* Task material:
* * * * * * *
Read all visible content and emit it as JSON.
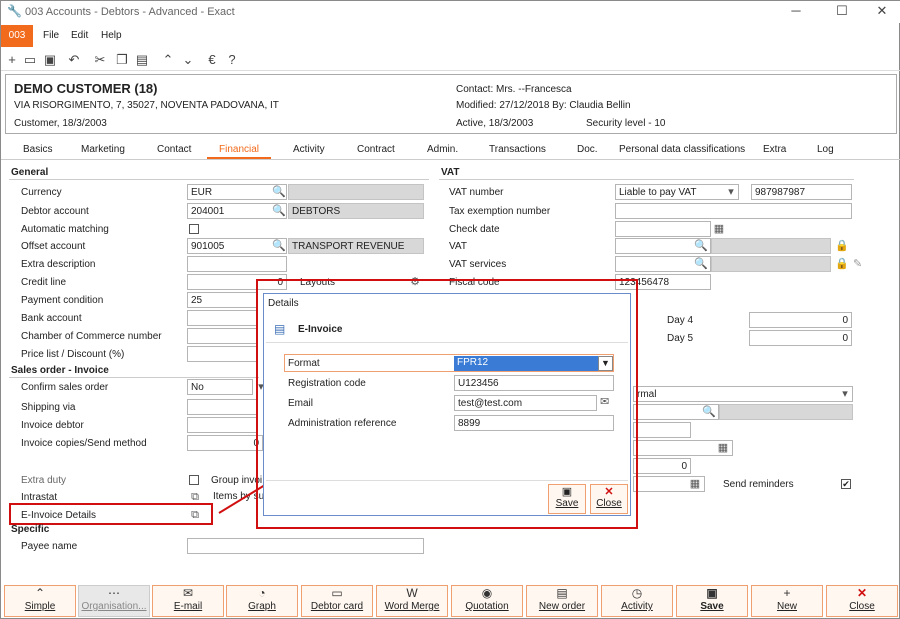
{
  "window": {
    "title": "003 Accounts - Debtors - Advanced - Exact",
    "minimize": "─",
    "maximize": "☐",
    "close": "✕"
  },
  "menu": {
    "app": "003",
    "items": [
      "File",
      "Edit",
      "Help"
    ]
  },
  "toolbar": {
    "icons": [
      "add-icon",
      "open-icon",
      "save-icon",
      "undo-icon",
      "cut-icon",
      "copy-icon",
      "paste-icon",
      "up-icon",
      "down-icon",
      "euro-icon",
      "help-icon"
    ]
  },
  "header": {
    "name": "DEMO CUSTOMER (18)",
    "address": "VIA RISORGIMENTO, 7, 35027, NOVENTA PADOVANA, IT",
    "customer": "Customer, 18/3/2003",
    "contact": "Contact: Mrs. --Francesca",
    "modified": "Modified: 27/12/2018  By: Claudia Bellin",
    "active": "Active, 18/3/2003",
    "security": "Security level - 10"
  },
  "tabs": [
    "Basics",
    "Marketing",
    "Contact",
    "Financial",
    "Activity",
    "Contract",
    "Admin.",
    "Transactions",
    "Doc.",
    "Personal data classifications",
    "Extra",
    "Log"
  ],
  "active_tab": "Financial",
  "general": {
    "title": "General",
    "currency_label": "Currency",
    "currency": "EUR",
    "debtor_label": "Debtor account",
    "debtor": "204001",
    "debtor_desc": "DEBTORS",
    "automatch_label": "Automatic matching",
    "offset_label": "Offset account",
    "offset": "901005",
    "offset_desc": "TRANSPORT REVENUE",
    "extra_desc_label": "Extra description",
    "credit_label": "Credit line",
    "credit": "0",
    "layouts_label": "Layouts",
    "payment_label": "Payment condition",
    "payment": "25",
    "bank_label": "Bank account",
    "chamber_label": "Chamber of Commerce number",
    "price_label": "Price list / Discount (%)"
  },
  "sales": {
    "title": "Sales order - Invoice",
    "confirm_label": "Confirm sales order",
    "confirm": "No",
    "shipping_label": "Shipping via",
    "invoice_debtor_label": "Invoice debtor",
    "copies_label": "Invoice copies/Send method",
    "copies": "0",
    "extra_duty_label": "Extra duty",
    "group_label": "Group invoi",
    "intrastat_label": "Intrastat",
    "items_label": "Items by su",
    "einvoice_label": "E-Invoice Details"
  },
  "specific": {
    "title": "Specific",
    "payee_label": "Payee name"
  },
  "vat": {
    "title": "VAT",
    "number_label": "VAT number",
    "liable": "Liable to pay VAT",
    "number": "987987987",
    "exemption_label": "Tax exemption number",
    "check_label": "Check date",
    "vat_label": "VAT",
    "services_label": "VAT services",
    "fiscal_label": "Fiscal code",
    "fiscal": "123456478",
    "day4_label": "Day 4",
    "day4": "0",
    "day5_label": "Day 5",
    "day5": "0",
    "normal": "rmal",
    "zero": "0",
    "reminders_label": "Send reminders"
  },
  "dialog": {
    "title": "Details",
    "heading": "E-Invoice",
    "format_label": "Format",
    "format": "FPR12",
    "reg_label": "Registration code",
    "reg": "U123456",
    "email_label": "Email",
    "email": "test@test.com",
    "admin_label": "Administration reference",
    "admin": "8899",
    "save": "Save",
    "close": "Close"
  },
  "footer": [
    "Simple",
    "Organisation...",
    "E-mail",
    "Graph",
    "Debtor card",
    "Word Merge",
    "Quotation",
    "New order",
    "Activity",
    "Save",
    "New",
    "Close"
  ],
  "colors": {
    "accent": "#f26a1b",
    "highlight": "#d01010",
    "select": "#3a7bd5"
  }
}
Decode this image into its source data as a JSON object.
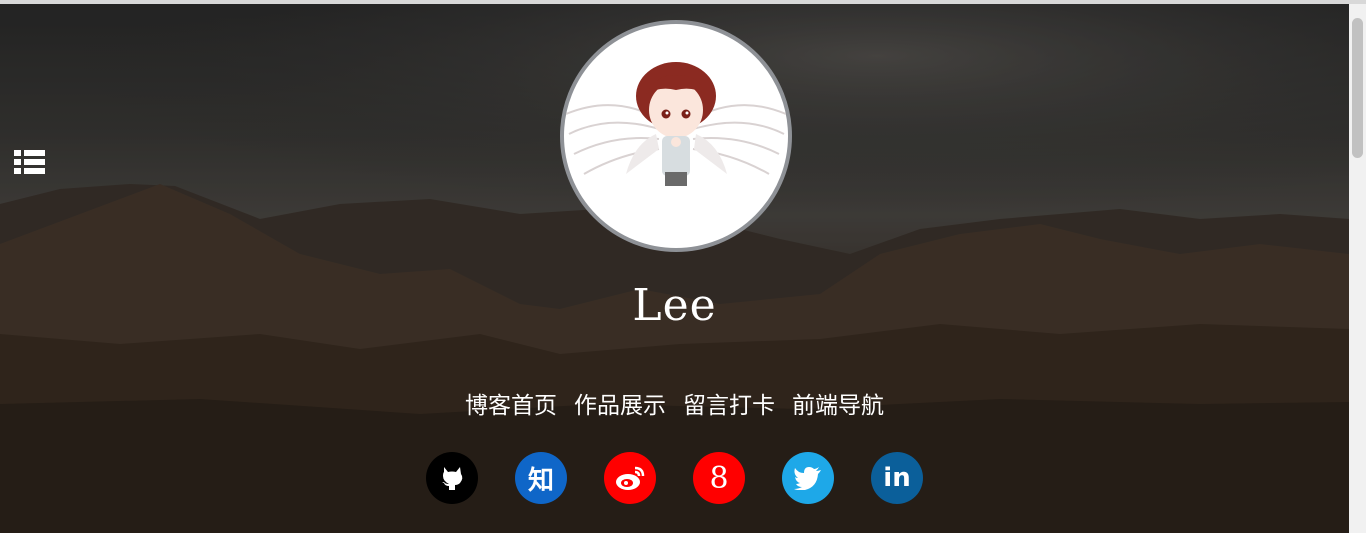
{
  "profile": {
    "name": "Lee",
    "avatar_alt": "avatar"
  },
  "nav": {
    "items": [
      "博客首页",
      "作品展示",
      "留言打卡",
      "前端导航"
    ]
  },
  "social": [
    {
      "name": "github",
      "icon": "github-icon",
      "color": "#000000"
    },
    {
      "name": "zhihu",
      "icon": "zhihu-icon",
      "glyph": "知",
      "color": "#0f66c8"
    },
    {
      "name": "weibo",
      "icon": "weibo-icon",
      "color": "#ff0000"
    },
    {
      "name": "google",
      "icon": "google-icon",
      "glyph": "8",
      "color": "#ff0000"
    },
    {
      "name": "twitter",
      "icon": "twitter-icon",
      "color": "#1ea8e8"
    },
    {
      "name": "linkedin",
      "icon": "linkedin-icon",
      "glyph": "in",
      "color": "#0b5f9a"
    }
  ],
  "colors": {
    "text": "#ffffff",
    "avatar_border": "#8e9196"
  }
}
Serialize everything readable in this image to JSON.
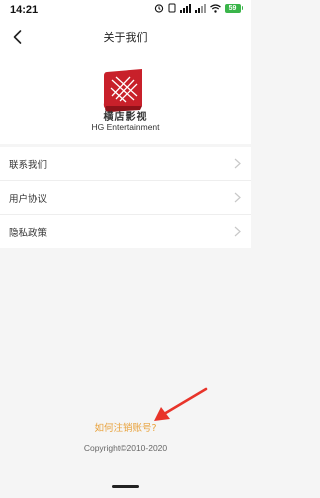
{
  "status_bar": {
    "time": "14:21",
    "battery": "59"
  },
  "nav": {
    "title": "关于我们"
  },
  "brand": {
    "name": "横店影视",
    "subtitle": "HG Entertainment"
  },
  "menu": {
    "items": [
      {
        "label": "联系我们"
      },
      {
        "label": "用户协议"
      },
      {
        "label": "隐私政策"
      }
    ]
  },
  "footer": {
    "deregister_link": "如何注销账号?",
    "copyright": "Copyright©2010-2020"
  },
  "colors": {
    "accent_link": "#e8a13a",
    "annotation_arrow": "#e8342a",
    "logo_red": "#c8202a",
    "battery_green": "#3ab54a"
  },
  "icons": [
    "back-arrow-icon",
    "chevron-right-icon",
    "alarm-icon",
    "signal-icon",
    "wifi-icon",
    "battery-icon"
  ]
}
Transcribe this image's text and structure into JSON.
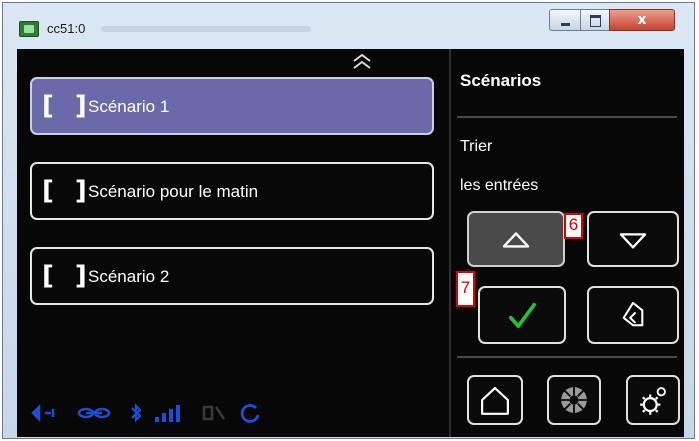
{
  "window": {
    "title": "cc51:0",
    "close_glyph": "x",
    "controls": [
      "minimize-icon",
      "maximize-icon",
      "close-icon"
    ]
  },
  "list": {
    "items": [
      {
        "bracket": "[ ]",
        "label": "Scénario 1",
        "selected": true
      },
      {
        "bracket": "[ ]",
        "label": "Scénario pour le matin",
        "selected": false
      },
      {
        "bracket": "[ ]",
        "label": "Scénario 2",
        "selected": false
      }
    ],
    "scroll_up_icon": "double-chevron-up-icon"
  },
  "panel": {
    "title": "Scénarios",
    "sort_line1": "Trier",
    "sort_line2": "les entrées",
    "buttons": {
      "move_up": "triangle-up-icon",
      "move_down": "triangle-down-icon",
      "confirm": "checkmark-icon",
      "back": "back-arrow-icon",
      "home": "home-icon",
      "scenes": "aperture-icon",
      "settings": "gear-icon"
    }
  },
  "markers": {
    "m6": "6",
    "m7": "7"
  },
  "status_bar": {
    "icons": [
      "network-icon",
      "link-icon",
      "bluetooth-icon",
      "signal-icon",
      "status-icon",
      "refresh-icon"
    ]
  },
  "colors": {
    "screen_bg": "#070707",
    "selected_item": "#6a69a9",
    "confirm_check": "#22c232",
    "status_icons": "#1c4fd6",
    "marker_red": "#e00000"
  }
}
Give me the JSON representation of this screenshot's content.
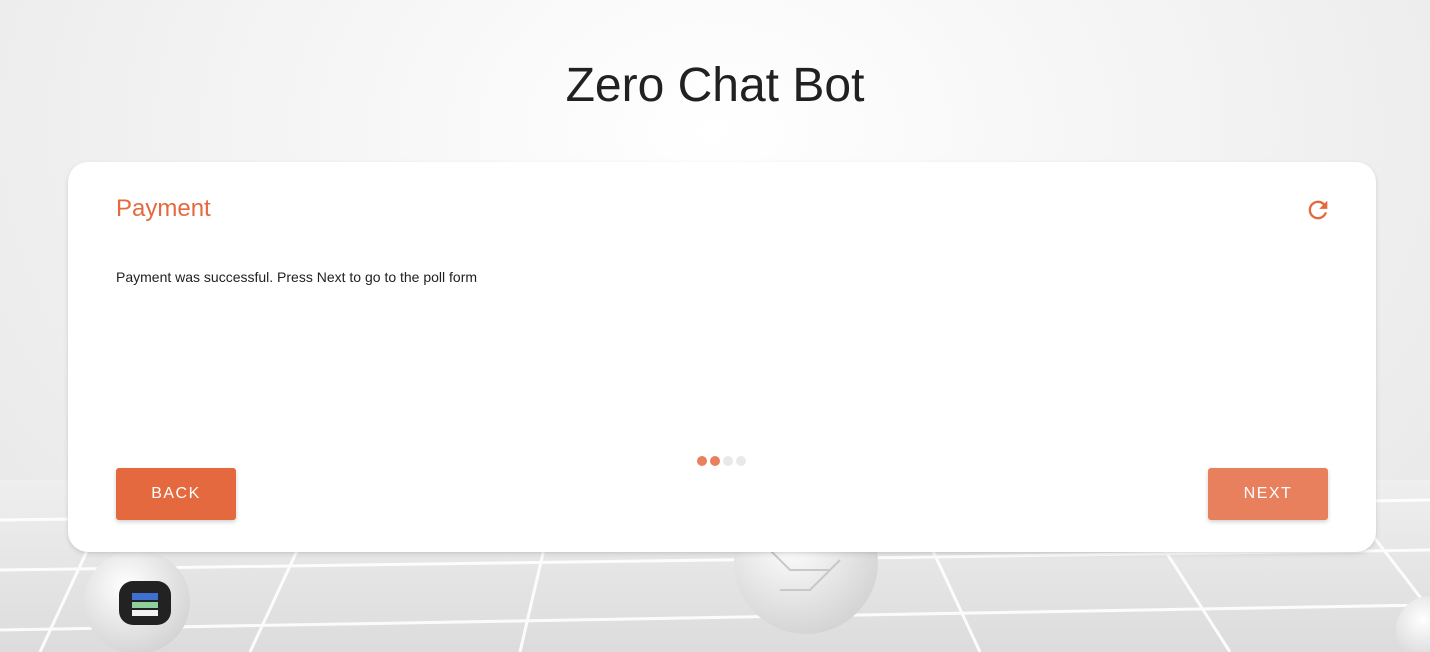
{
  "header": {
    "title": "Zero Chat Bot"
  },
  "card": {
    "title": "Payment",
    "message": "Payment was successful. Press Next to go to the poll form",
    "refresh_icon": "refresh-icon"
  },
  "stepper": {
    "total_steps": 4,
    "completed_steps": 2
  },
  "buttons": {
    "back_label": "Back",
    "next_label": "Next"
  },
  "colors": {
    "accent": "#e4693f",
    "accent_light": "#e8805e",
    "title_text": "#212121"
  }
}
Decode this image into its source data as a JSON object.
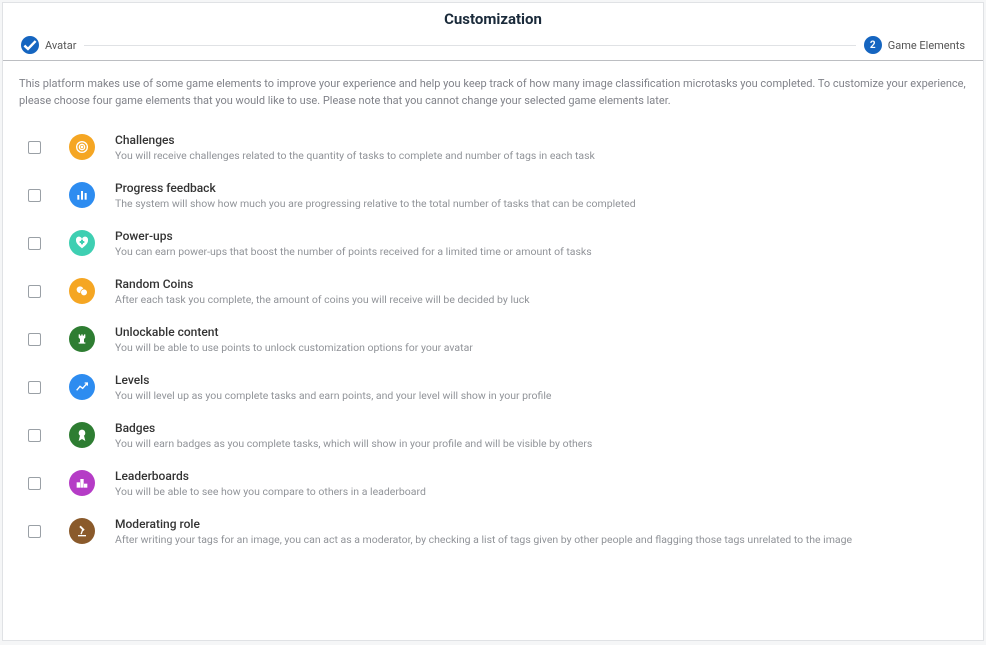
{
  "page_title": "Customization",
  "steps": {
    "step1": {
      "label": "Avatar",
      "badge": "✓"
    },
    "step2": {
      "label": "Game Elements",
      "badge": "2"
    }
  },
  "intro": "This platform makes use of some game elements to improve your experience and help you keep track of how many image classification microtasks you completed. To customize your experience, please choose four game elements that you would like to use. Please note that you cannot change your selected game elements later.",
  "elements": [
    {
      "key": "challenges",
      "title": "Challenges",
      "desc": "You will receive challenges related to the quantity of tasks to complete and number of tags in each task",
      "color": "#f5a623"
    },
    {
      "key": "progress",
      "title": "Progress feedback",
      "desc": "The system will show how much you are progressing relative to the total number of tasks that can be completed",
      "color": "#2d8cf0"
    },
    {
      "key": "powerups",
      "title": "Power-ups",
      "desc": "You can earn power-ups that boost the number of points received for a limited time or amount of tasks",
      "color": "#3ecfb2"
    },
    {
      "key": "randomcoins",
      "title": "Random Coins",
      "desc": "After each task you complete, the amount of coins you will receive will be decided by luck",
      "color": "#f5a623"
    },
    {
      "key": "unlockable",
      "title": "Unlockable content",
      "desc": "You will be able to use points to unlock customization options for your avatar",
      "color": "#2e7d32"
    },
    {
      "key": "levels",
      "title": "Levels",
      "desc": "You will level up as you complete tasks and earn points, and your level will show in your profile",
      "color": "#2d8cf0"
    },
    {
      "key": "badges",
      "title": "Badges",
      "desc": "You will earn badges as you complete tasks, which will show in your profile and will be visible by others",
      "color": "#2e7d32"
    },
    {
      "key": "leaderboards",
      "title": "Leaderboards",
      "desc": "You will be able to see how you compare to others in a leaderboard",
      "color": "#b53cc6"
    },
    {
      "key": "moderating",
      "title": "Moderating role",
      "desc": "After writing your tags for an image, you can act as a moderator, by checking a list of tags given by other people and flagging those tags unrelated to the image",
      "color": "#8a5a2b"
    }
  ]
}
* * * * * * *
* Task goal:
Filter the listing for the word "time" and copy every line that holds it.

* Answer for this exercise:
    "time": "14:21",
      "desc": "You can earn power-ups that boost the number of points received for a limited time or amount of tasks",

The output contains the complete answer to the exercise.